### DATA IN THIS EXERCISE:
— begin —

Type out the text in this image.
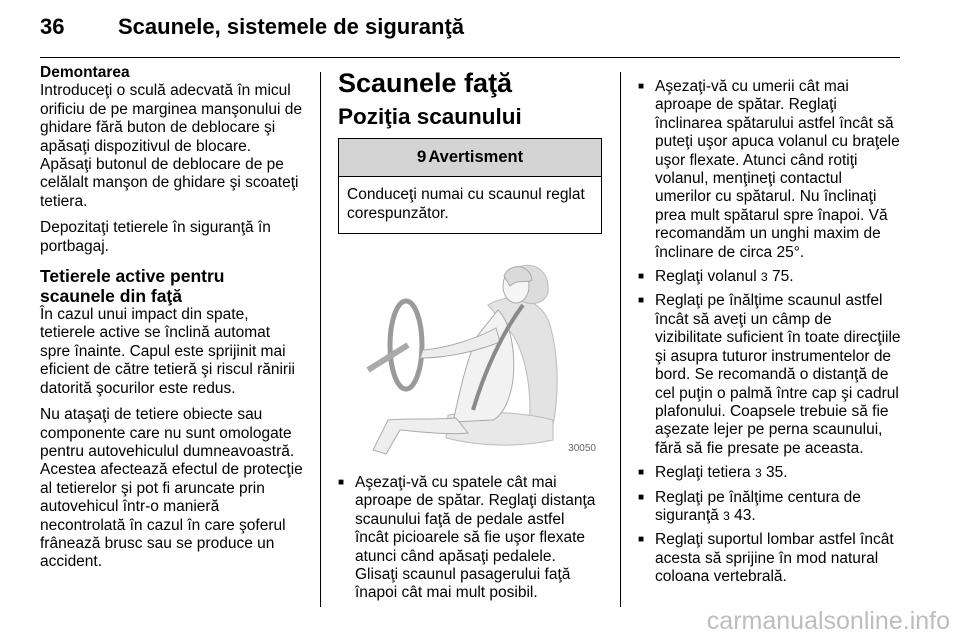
36 Scaunele, sistemele de siguranţă
Demontarea

Introduceţi o sculă adecvată în micul orificiu de pe marginea manşonului de ghidare fără buton de deblocare şi apăsaţi dispozitivul de blocare. Apăsaţi butonul de deblocare de pe celălalt manşon de ghidare şi scoateţi tetiera.

Depozitaţi tetierele în siguranţă în portbagaj.

Tetierele active pentru scaunele din faţă

În cazul unui impact din spate, tetierele active se înclină automat spre înainte. Capul este sprijinit mai eficient de către tetieră şi riscul rănirii datorită şocurilor este redus.

Nu ataşaţi de tetiere obiecte sau componente care nu sunt omologate pentru autovehiculul dumneavoastră. Acestea afectează efectul de protecţie al tetierelor şi pot fi aruncate prin autovehicul într-o manieră necontrolată în cazul în care şoferul frânează brusc sau se produce un accident.

Scaunele faţă
Poziţia scaunului
9 Avertisment
Conduceţi numai cu scaunul reglat corespunzător.
30050
■ Aşezaţi-vă cu spatele cât mai aproape de spătar. Reglaţi distanţa scaunului faţă de pedale astfel încât picioarele să fie uşor flexate atunci când apăsaţi pedalele. Glisaţi scaunul pasagerului faţă înapoi cât mai mult posibil.
■ Aşezaţi-vă cu umerii cât mai aproape de spătar. Reglaţi înclinarea spătarului astfel încât să puteţi uşor apuca volanul cu braţele uşor flexate. Atunci când rotiţi volanul, menţineţi contactul umerilor cu spătarul. Nu înclinaţi prea mult spătarul spre înapoi. Vă recomandăm un unghi maxim de înclinare de circa 25°.
■ Reglaţi volanul 3 75.
■ Reglaţi pe înălţime scaunul astfel încât să aveţi un câmp de vizibilitate suficient în toate direcţiile şi asupra tuturor instrumentelor de bord. Se recomandă o distanţă de cel puţin o palmă între cap şi cadrul plafonului. Coapsele trebuie să fie aşezate lejer pe perna scaunului, fără să fie presate pe aceasta.
■ Reglaţi tetiera 3 35.
■ Reglaţi pe înălţime centura de siguranţă 3 43.
■ Reglaţi suportul lombar astfel încât acesta să sprijine în mod natural coloana vertebrală.
carmanualsonline.info
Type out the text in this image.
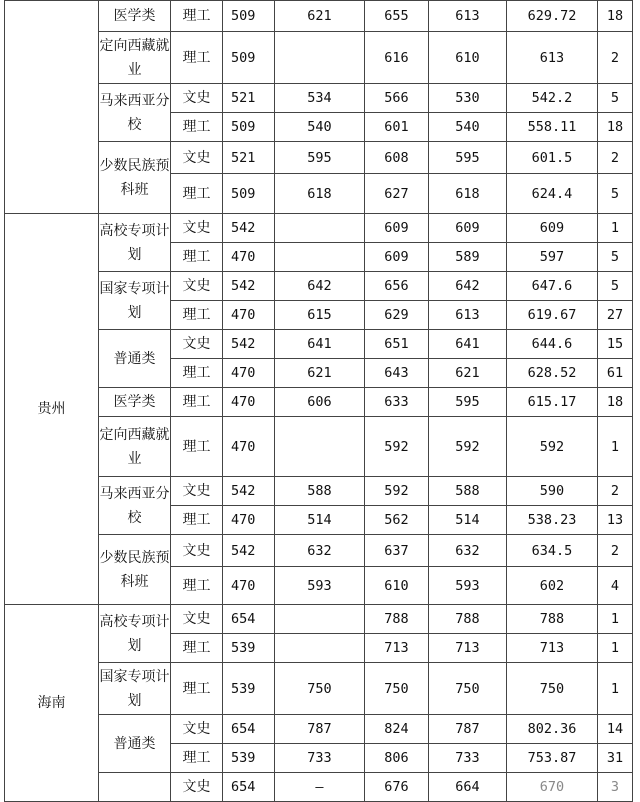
	医学类	理工	509	621	655	613	629.72	18
	定向西藏就业	理工	509		616	610	613	2
	马来西亚分校	文史	521	534	566	530	542.2	5
		理工	509	540	601	540	558.11	18
	少数民族预科班	文史	521	595	608	595	601.5	2
		理工	509	618	627	618	624.4	5
贵州	高校专项计划	文史	542		609	609	609	1
		理工	470		609	589	597	5
	国家专项计划	文史	542	642	656	642	647.6	5
		理工	470	615	629	613	619.67	27
	普通类	文史	542	641	651	641	644.6	15
		理工	470	621	643	621	628.52	61
	医学类	理工	470	606	633	595	615.17	18
	定向西藏就业	理工	470		592	592	592	1
	马来西亚分校	文史	542	588	592	588	590	2
		理工	470	514	562	514	538.23	13
	少数民族预科班	文史	542	632	637	632	634.5	2
		理工	470	593	610	593	602	4
海南	高校专项计划	文史	654		788	788	788	1
		理工	539		713	713	713	1
	国家专项计划	理工	539	750	750	750	750	1
	普通类	文史	654	787	824	787	802.36	14
		理工	539	733	806	733	753.87	31
		文史	654	–	676	664	670	3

— end —

### PROBLEM STATEMENT:
Go through the records above, find every line with the word "pentru", and list those lines.

### RESULT:
Tetierele active pentru scaunele din faţă
Nu ataşaţi de tetiere obiecte sau componente care nu sunt omologate pentru autovehiculul dumneavoastră. Acestea afectează efectul de protecţie al tetierelor şi pot fi aruncate prin autovehicul într-o manieră necontrolată în cazul în care şoferul frânează brusc sau se produce un accident.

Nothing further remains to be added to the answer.